╔══

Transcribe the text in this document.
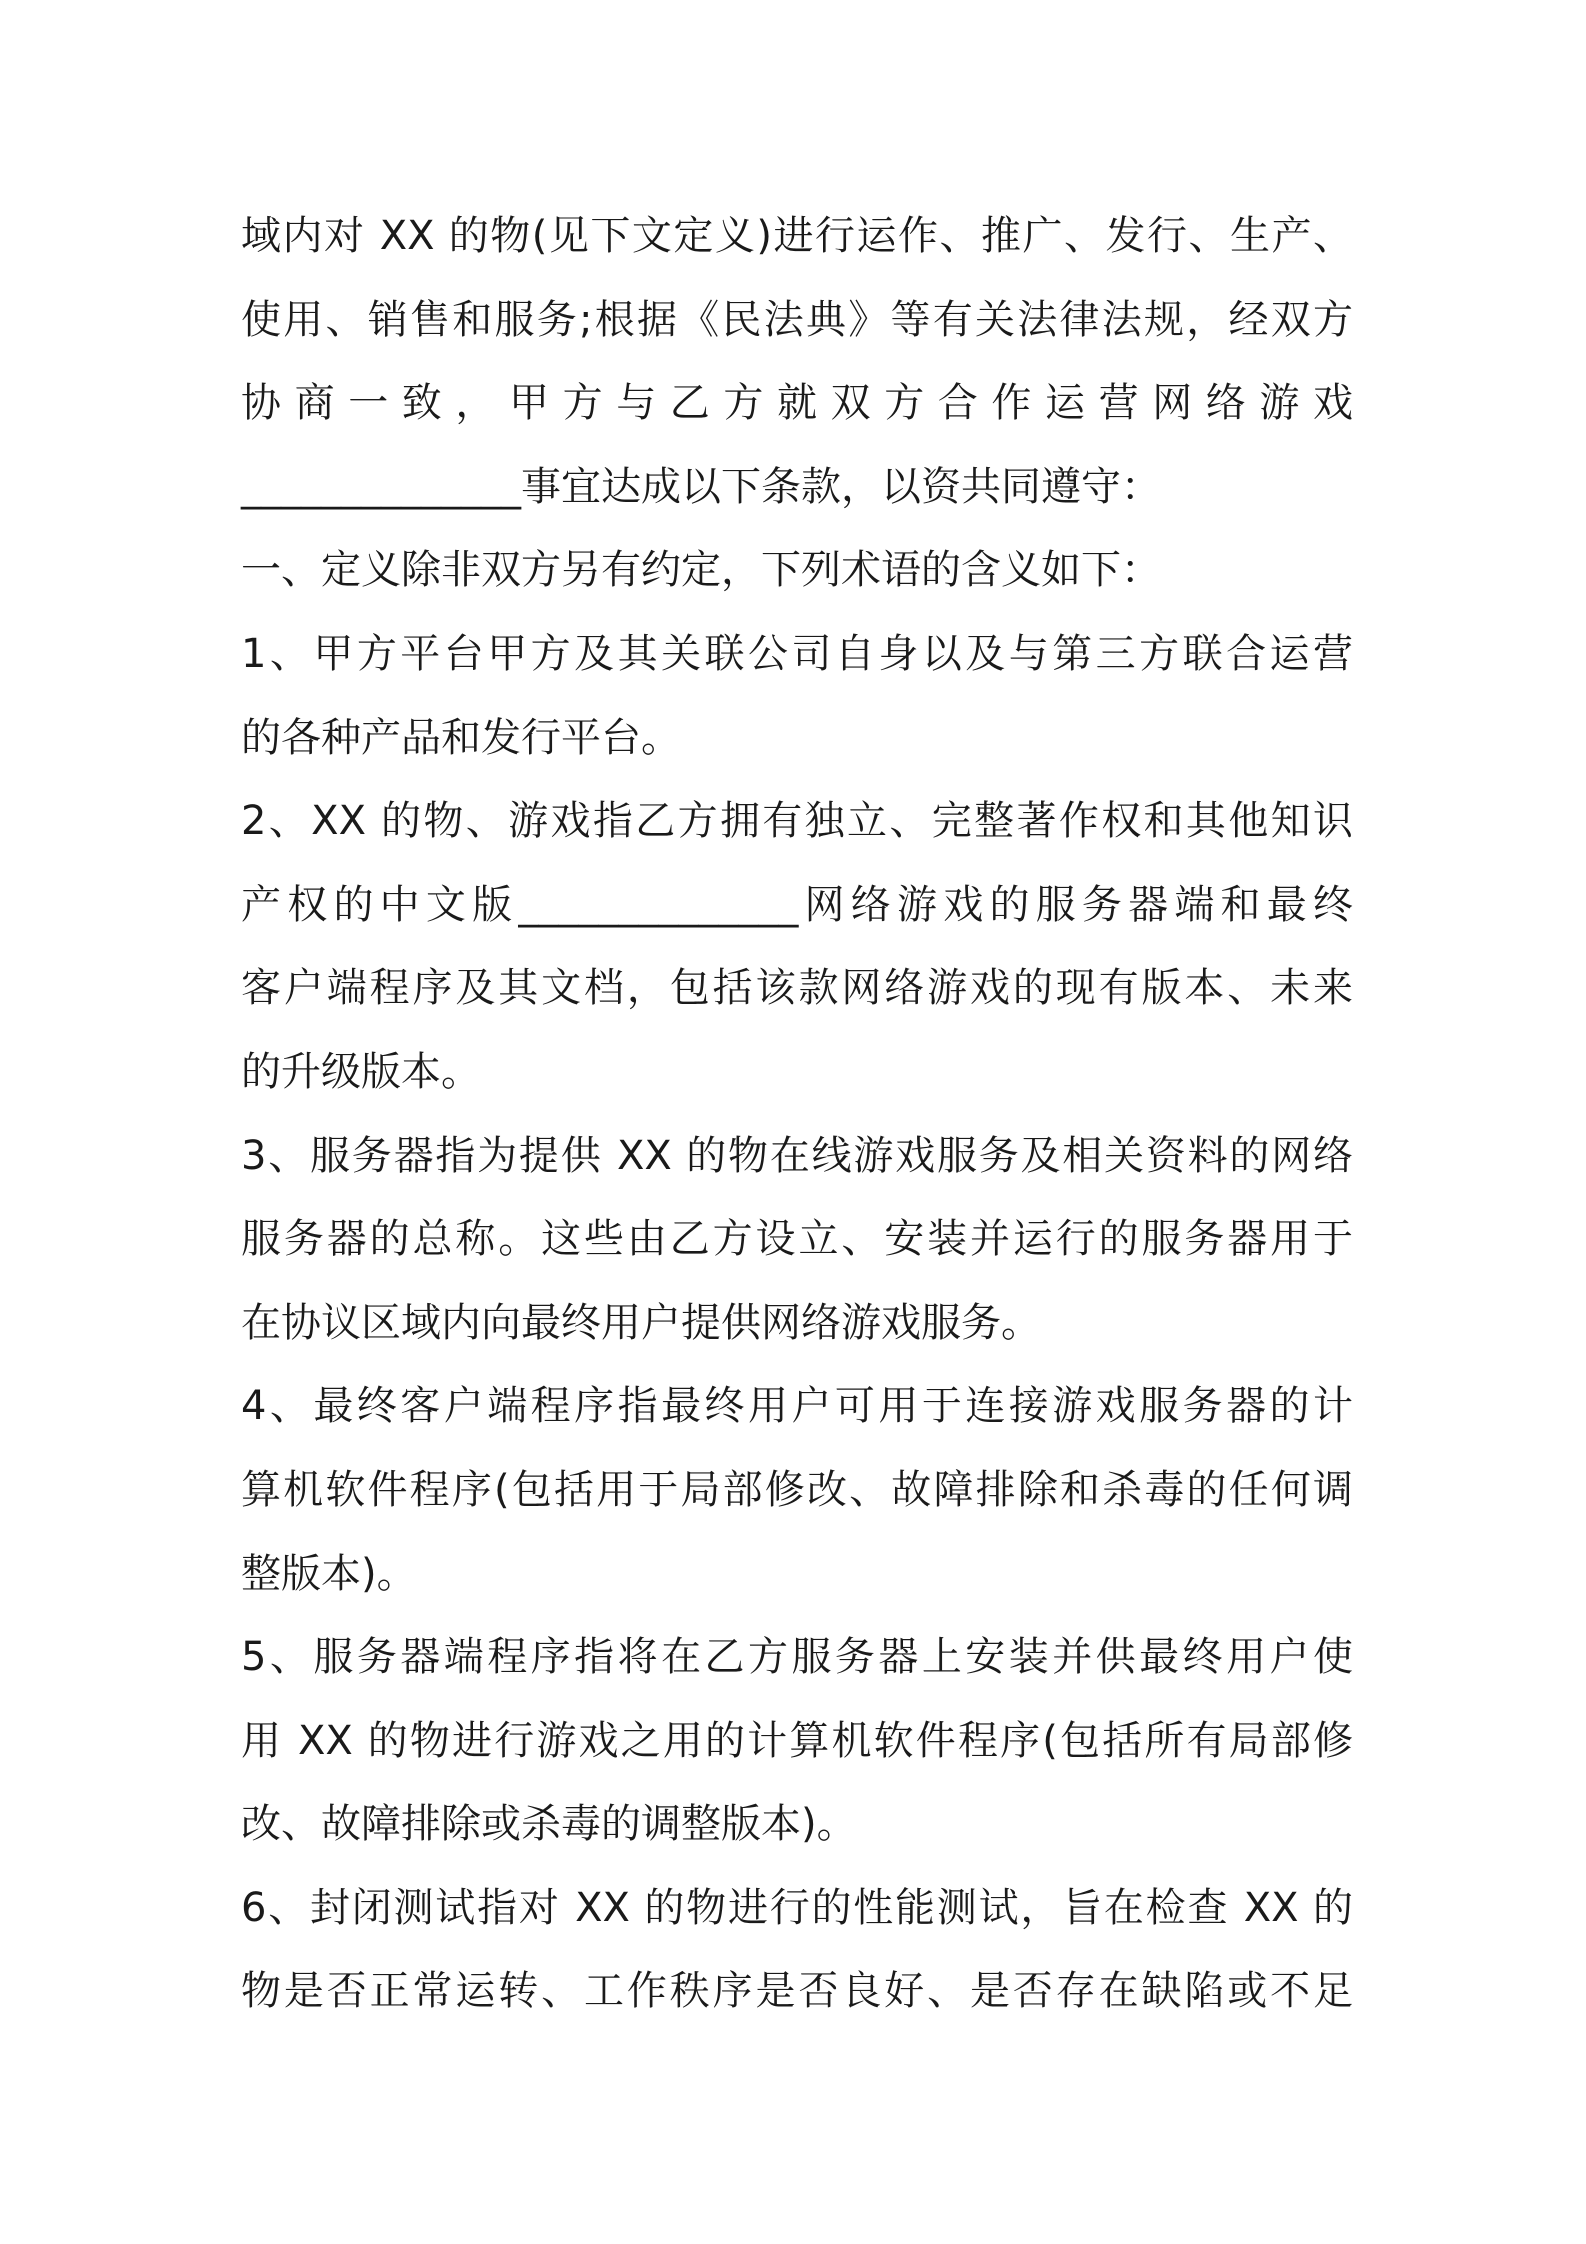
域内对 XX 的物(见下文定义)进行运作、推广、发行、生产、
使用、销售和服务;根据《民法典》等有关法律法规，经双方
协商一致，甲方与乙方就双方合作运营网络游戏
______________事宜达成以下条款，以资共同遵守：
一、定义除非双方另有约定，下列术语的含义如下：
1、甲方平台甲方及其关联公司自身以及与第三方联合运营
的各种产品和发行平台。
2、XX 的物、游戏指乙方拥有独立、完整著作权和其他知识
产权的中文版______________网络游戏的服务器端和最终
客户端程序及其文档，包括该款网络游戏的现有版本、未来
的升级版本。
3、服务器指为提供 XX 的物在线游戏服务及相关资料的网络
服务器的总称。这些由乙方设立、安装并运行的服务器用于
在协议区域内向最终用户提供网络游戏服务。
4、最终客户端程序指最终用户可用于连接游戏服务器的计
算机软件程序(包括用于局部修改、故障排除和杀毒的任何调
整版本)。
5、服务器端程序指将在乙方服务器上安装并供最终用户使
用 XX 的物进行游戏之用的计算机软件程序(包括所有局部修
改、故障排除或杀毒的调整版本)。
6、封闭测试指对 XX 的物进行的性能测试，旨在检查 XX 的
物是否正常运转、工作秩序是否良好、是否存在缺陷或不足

╚══

▸ EXERCISE BRIEF: Reproduce the whole listing word for word, setting aside any pictures.

▸ ANSWER FOR THIS EXERCISE:
Transcribe the text in this document.
域内对 XX 的物(见下文定义)进行运作、推广、发行、生产、
使用、销售和服务;根据《民法典》等有关法律法规，经双方
协商一致，甲方与乙方就双方合作运营网络游戏
______________事宜达成以下条款，以资共同遵守：
一、定义除非双方另有约定，下列术语的含义如下：
1、甲方平台甲方及其关联公司自身以及与第三方联合运营
的各种产品和发行平台。
2、XX 的物、游戏指乙方拥有独立、完整著作权和其他知识
产权的中文版______________网络游戏的服务器端和最终
客户端程序及其文档，包括该款网络游戏的现有版本、未来
的升级版本。
3、服务器指为提供 XX 的物在线游戏服务及相关资料的网络
服务器的总称。这些由乙方设立、安装并运行的服务器用于
在协议区域内向最终用户提供网络游戏服务。
4、最终客户端程序指最终用户可用于连接游戏服务器的计
算机软件程序(包括用于局部修改、故障排除和杀毒的任何调
整版本)。
5、服务器端程序指将在乙方服务器上安装并供最终用户使
用 XX 的物进行游戏之用的计算机软件程序(包括所有局部修
改、故障排除或杀毒的调整版本)。
6、封闭测试指对 XX 的物进行的性能测试，旨在检查 XX 的
物是否正常运转、工作秩序是否良好、是否存在缺陷或不足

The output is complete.